Public (API) Declaration
Posted on 2025-04-03

It’s helpful to think of libraries as having of two parts:

  1. API surface: the set of classes, interfaces, and methods that users are intended to interact with.
  2. Implementation details: the underlying code that makes the API surface work.

Visibility modifiers like private, internal, or package-private can be used to control which parts of your library are exposed as the API surface.

The same concept of separating API from implementation applies to your library’s dependencies. Some dependencies are required for users to interact with your API surface (and thus become part of your transitive API), while others are only needed as an implementation detail. Gradle plugins such as java-library, and com.android.library support this distinction by allowing library authors to declare their dependencies using either api or implementation configuration.

dependencies {
    api("com.part:of-api:1.0.0")
    implementation("com.internal:detail:1.0.0")
}

After following the steps above, when a user adds your library as a dependency in their project, they will only get access to your API surface and the dependencies needed to use that API surface.

### INFORMATION SHOWN

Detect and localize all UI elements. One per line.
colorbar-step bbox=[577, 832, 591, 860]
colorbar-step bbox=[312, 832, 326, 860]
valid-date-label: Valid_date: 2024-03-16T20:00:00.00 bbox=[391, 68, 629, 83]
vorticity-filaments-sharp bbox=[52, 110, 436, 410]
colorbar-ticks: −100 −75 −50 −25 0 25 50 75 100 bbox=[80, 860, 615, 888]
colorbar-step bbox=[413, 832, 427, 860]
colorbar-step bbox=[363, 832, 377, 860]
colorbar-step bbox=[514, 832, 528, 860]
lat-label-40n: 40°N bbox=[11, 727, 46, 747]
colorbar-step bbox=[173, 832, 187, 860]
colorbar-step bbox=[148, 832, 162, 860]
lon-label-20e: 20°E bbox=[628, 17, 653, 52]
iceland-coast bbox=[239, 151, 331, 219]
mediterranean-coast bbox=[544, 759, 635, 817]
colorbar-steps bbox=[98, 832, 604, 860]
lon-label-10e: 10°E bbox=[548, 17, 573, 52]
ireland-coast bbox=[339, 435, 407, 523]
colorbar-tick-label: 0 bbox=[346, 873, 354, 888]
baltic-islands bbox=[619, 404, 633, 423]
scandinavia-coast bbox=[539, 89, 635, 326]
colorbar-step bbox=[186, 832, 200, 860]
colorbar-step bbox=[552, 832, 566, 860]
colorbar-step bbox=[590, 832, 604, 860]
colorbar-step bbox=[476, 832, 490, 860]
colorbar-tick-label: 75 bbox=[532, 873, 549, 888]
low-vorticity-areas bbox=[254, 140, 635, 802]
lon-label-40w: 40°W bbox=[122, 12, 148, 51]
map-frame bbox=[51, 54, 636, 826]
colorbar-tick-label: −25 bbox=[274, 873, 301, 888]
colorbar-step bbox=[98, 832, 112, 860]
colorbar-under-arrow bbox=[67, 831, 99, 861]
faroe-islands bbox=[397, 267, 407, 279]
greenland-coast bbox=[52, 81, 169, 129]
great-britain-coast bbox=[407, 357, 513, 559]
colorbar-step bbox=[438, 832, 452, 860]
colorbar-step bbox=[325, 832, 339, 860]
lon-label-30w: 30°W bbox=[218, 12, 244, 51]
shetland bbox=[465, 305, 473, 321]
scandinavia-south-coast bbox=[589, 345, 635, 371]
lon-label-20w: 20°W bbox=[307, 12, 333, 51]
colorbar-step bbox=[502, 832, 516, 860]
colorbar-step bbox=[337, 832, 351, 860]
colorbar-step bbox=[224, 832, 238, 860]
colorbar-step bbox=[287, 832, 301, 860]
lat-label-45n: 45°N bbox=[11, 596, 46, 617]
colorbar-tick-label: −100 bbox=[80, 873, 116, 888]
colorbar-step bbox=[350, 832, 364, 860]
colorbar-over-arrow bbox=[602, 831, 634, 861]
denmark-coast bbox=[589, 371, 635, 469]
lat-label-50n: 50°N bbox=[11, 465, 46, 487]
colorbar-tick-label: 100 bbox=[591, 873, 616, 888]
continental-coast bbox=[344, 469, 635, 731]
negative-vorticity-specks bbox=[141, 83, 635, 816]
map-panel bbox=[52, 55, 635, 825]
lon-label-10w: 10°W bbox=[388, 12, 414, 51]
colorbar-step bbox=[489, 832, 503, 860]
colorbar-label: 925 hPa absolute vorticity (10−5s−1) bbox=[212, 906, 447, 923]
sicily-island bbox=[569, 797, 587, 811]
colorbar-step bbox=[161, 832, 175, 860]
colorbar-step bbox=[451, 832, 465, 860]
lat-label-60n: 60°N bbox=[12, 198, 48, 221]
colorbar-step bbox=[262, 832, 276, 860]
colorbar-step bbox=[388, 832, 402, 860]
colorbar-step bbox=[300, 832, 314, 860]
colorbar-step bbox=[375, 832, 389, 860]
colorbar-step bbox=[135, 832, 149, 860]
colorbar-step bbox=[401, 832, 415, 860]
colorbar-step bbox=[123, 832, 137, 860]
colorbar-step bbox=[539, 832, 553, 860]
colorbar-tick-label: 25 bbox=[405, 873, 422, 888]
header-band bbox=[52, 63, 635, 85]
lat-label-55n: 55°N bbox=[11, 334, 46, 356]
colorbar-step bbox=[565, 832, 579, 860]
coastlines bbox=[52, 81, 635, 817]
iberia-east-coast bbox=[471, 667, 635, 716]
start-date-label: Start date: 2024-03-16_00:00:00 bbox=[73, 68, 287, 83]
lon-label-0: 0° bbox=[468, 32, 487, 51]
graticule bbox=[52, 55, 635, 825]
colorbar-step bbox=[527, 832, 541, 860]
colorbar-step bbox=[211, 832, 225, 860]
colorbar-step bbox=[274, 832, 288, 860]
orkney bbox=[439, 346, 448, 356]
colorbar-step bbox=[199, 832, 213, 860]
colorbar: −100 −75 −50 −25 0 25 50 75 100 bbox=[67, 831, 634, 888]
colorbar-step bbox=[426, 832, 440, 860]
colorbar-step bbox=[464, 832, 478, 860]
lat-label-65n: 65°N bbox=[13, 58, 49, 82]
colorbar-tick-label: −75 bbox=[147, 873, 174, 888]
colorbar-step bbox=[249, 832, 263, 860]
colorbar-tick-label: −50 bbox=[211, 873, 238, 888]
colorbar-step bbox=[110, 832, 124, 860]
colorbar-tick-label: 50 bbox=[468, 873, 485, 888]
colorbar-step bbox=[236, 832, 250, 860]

### TASKS TO COMPLETE
a) List every visibility modifier named in the post on public API declaration.
b) Write the next part of the post on public API declaration, starting after its last sentence.

### ANSWERS FOR EACH ITEM
a) private, internal, package-private

b)
Important Note: Gradle itself does not verify that you correctly marked all of your API dependencies. It will allow you to publish a library where a necessary API dependency was mistakenly declared as implementation. This will make it impossible to use the part of your API surface that needs this dependency, forcing user to manually add that dependency explicitly.

Gradle accomplishes this separation of API and implementation through Gradle metadata (.module files) that are published alongside of your library artifacts. This metadata allows the user to get two distinct classpaths: compile-time vs runtime. The metadata file contains a variants section, which details the different ways your library can be consumed, along with their dependencies based on the requested attributes.

A simplified example of a .module file might look like this:

{
  "variants": [
    {
      "name": "apiElements",
      "attributes": { "org.gradle.usage": "java-api" },
      "dependencies": [
        { "group": "com.part", "module": "of-api", "version": { "requires": "1.0.0" } }
      ],
      "files": [ { "url": "lib-1.0.0.jar" } ]
    },
    {
      "name": "runtimeElements",
      "attributes": { "org.gradle.usage": "java-runtime" },
      "dependencies": [
        { "group": "com.part", "module": "of-api", "version": { "requires": "1.0.0" } },
        { "group": "com.internal", "module": "detail", "version": { "requires": "1.0.0"}}
      ],
      "files": [ { "url": "lib-1.0.0.jar" } ]
    }
  ]
}

The same underlying mechanism of variants is used to implement platform selection for Kotlin multiplatform artifacts.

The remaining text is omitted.